> **Exercise aim**:
Your task is to output all the records below, word for word.

☆ ☆ ☆ ☆ ☆

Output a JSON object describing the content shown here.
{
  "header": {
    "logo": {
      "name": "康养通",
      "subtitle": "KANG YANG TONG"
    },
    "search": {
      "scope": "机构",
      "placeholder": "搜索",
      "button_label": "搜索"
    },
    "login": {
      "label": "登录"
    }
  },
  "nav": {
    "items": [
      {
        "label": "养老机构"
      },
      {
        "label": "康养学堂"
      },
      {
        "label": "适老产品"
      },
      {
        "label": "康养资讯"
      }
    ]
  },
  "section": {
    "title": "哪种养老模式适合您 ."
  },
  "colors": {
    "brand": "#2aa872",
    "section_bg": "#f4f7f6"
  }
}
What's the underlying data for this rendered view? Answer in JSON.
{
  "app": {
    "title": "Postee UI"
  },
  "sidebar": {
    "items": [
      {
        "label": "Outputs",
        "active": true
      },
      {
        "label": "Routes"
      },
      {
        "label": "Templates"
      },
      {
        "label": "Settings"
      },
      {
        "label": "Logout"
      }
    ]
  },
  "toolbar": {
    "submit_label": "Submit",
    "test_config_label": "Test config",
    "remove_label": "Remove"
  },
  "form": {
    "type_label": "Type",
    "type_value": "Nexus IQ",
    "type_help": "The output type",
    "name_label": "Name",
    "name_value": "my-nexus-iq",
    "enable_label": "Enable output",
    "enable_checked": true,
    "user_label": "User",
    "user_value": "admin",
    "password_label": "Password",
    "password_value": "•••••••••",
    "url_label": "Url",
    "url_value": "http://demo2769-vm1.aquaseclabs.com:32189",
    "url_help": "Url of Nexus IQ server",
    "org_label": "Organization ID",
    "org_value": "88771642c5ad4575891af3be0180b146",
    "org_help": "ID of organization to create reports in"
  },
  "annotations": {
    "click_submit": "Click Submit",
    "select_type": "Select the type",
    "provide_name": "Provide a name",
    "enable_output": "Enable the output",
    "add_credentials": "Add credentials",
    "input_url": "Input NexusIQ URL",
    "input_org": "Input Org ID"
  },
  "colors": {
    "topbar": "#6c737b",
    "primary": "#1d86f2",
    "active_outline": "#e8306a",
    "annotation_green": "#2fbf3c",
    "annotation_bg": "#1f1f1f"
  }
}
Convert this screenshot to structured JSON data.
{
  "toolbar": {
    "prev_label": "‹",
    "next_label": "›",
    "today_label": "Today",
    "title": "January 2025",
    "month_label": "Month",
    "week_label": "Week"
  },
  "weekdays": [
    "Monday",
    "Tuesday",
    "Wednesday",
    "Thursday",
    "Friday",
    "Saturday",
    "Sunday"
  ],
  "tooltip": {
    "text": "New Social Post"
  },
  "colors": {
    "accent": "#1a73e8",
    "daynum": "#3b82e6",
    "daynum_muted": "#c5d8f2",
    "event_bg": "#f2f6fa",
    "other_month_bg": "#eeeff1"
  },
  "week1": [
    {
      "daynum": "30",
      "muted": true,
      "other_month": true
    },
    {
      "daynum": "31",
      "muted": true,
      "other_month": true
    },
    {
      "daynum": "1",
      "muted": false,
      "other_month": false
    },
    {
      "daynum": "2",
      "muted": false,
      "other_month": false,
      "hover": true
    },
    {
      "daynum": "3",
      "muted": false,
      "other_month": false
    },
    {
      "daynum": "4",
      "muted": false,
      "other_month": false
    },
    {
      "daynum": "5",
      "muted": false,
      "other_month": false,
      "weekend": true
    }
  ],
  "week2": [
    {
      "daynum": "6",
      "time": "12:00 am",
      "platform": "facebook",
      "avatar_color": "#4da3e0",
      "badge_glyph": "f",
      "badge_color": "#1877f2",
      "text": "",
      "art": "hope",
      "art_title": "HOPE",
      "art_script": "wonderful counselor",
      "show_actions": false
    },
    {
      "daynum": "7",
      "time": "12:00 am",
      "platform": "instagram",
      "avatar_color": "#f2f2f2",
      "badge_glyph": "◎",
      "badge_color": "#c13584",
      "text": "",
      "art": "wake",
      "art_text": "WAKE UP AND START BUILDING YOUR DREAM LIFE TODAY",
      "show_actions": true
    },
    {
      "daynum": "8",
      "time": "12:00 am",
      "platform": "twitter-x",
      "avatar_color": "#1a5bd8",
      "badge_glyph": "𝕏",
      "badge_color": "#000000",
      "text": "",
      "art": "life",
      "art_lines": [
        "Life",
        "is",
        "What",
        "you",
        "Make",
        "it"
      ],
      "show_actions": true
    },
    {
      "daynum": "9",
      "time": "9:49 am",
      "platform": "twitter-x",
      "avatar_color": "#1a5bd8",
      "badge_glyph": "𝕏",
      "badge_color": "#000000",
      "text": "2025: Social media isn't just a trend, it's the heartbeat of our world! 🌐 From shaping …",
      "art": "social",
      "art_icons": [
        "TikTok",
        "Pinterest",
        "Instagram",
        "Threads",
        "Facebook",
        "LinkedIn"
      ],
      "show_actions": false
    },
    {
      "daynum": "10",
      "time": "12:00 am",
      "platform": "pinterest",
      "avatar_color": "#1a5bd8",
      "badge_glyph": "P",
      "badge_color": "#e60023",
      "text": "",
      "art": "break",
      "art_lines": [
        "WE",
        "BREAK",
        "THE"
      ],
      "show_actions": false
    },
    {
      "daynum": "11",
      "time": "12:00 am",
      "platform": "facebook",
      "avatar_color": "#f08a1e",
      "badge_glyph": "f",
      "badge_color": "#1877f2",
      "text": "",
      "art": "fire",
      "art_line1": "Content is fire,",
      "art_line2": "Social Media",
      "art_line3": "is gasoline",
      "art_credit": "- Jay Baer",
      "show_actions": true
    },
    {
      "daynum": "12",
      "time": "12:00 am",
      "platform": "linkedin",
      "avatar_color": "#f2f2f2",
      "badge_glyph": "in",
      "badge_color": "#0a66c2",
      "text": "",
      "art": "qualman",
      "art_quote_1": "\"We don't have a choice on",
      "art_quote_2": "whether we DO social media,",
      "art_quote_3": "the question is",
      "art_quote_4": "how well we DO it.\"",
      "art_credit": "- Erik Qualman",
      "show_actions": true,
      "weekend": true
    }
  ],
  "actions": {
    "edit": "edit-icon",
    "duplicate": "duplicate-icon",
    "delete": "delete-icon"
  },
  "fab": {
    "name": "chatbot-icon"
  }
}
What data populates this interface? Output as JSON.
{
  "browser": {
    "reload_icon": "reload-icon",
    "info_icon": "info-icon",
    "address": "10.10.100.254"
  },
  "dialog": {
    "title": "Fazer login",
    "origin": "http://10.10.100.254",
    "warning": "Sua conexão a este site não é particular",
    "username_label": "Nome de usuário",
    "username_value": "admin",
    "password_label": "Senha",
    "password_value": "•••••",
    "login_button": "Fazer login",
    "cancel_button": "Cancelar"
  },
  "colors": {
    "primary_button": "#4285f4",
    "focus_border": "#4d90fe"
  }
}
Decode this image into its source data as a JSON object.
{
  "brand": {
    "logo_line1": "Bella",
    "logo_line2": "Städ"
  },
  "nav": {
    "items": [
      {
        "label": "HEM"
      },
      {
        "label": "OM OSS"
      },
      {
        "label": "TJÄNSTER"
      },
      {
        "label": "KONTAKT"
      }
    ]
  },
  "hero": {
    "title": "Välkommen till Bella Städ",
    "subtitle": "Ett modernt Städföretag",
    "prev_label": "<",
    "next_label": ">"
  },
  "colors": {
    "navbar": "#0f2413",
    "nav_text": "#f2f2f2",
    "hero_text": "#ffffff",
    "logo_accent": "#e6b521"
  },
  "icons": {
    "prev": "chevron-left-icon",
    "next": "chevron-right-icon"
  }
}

☆ ☆ ☆ ☆ ☆

> **Answer to the problem**:
Output a JSON object describing the content shown here.
{
  "header": {
    "logo": {
      "name": "康养通",
      "subtitle": "KANG YANG TONG"
    },
    "search": {
      "scope": "机构",
      "placeholder": "搜索",
      "button_label": "搜索"
    },
    "login": {
      "label": "登录"
    }
  },
  "nav": {
    "items": [
      {
        "label": "养老机构"
      },
      {
        "label": "康养学堂"
      },
      {
        "label": "适老产品"
      },
      {
        "label": "康养资讯"
      }
    ]
  },
  "section": {
    "title": "哪种养老模式适合您 ."
  },
  "colors": {
    "brand": "#2aa872",
    "section_bg": "#f4f7f6"
  }
}
What's the underlying data for this rendered view? Answer in JSON.
{
  "app": {
    "title": "Postee UI"
  },
  "sidebar": {
    "items": [
      {
        "label": "Outputs",
        "active": true
      },
      {
        "label": "Routes"
      },
      {
        "label": "Templates"
      },
      {
        "label": "Settings"
      },
      {
        "label": "Logout"
      }
    ]
  },
  "toolbar": {
    "submit_label": "Submit",
    "test_config_label": "Test config",
    "remove_label": "Remove"
  },
  "form": {
    "type_label": "Type",
    "type_value": "Nexus IQ",
    "type_help": "The output type",
    "name_label": "Name",
    "name_value": "my-nexus-iq",
    "enable_label": "Enable output",
    "enable_checked": true,
    "user_label": "User",
    "user_value": "admin",
    "password_label": "Password",
    "password_value": "•••••••••",
    "url_label": "Url",
    "url_value": "http://demo2769-vm1.aquaseclabs.com:32189",
    "url_help": "Url of Nexus IQ server",
    "org_label": "Organization ID",
    "org_value": "88771642c5ad4575891af3be0180b146",
    "org_help": "ID of organization to create reports in"
  },
  "annotations": {
    "click_submit": "Click Submit",
    "select_type": "Select the type",
    "provide_name": "Provide a name",
    "enable_output": "Enable the output",
    "add_credentials": "Add credentials",
    "input_url": "Input NexusIQ URL",
    "input_org": "Input Org ID"
  },
  "colors": {
    "topbar": "#6c737b",
    "primary": "#1d86f2",
    "active_outline": "#e8306a",
    "annotation_green": "#2fbf3c",
    "annotation_bg": "#1f1f1f"
  }
}
Convert this screenshot to structured JSON data.
{
  "toolbar": {
    "prev_label": "‹",
    "next_label": "›",
    "today_label": "Today",
    "title": "January 2025",
    "month_label": "Month",
    "week_label": "Week"
  },
  "weekdays": [
    "Monday",
    "Tuesday",
    "Wednesday",
    "Thursday",
    "Friday",
    "Saturday",
    "Sunday"
  ],
  "tooltip": {
    "text": "New Social Post"
  },
  "colors": {
    "accent": "#1a73e8",
    "daynum": "#3b82e6",
    "daynum_muted": "#c5d8f2",
    "event_bg": "#f2f6fa",
    "other_month_bg": "#eeeff1"
  },
  "week1": [
    {
      "daynum": "30",
      "muted": true,
      "other_month": true
    },
    {
      "daynum": "31",
      "muted": true,
      "other_month": true
    },
    {
      "daynum": "1",
      "muted": false,
      "other_month": false
    },
    {
      "daynum": "2",
      "muted": false,
      "other_month": false,
      "hover": true
    },
    {
      "daynum": "3",
      "muted": false,
      "other_month": false
    },
    {
      "daynum": "4",
      "muted": false,
      "other_month": false
    },
    {
      "daynum": "5",
      "muted": false,
      "other_month": false,
      "weekend": true
    }
  ],
  "week2": [
    {
      "daynum": "6",
      "time": "12:00 am",
      "platform": "facebook",
      "avatar_color": "#4da3e0",
      "badge_glyph": "f",
      "badge_color": "#1877f2",
      "text": "",
      "art": "hope",
      "art_title": "HOPE",
      "art_script": "wonderful counselor",
      "show_actions": false
    },
    {
      "daynum": "7",
      "time": "12:00 am",
      "platform": "instagram",
      "avatar_color": "#f2f2f2",
      "badge_glyph": "◎",
      "badge_color": "#c13584",
      "text": "",
      "art": "wake",
      "art_text": "WAKE UP AND START BUILDING YOUR DREAM LIFE TODAY",
      "show_actions": true
    },
    {
      "daynum": "8",
      "time": "12:00 am",
      "platform": "twitter-x",
      "avatar_color": "#1a5bd8",
      "badge_glyph": "𝕏",
      "badge_color": "#000000",
      "text": "",
      "art": "life",
      "art_lines": [
        "Life",
        "is",
        "What",
        "you",
        "Make",
        "it"
      ],
      "show_actions": true
    },
    {
      "daynum": "9",
      "time": "9:49 am",
      "platform": "twitter-x",
      "avatar_color": "#1a5bd8",
      "badge_glyph": "𝕏",
      "badge_color": "#000000",
      "text": "2025: Social media isn't just a trend, it's the heartbeat of our world! 🌐 From shaping …",
      "art": "social",
      "art_icons": [
        "TikTok",
        "Pinterest",
        "Instagram",
        "Threads",
        "Facebook",
        "LinkedIn"
      ],
      "show_actions": false
    },
    {
      "daynum": "10",
      "time": "12:00 am",
      "platform": "pinterest",
      "avatar_color": "#1a5bd8",
      "badge_glyph": "P",
      "badge_color": "#e60023",
      "text": "",
      "art": "break",
      "art_lines": [
        "WE",
        "BREAK",
        "THE"
      ],
      "show_actions": false
    },
    {
      "daynum": "11",
      "time": "12:00 am",
      "platform": "facebook",
      "avatar_color": "#f08a1e",
      "badge_glyph": "f",
      "badge_color": "#1877f2",
      "text": "",
      "art": "fire",
      "art_line1": "Content is fire,",
      "art_line2": "Social Media",
      "art_line3": "is gasoline",
      "art_credit": "- Jay Baer",
      "show_actions": true
    },
    {
      "daynum": "12",
      "time": "12:00 am",
      "platform": "linkedin",
      "avatar_color": "#f2f2f2",
      "badge_glyph": "in",
      "badge_color": "#0a66c2",
      "text": "",
      "art": "qualman",
      "art_quote_1": "\"We don't have a choice on",
      "art_quote_2": "whether we DO social media,",
      "art_quote_3": "the question is",
      "art_quote_4": "how well we DO it.\"",
      "art_credit": "- Erik Qualman",
      "show_actions": true,
      "weekend": true
    }
  ],
  "actions": {
    "edit": "edit-icon",
    "duplicate": "duplicate-icon",
    "delete": "delete-icon"
  },
  "fab": {
    "name": "chatbot-icon"
  }
}
What data populates this interface? Output as JSON.
{
  "browser": {
    "reload_icon": "reload-icon",
    "info_icon": "info-icon",
    "address": "10.10.100.254"
  },
  "dialog": {
    "title": "Fazer login",
    "origin": "http://10.10.100.254",
    "warning": "Sua conexão a este site não é particular",
    "username_label": "Nome de usuário",
    "username_value": "admin",
    "password_label": "Senha",
    "password_value": "•••••",
    "login_button": "Fazer login",
    "cancel_button": "Cancelar"
  },
  "colors": {
    "primary_button": "#4285f4",
    "focus_border": "#4d90fe"
  }
}
Decode this image into its source data as a JSON object.
{
  "brand": {
    "logo_line1": "Bella",
    "logo_line2": "Städ"
  },
  "nav": {
    "items": [
      {
        "label": "HEM"
      },
      {
        "label": "OM OSS"
      },
      {
        "label": "TJÄNSTER"
      },
      {
        "label": "KONTAKT"
      }
    ]
  },
  "hero": {
    "title": "Välkommen till Bella Städ",
    "subtitle": "Ett modernt Städföretag",
    "prev_label": "<",
    "next_label": ">"
  },
  "colors": {
    "navbar": "#0f2413",
    "nav_text": "#f2f2f2",
    "hero_text": "#ffffff",
    "logo_accent": "#e6b521"
  },
  "icons": {
    "prev": "chevron-left-icon",
    "next": "chevron-right-icon"
  }
}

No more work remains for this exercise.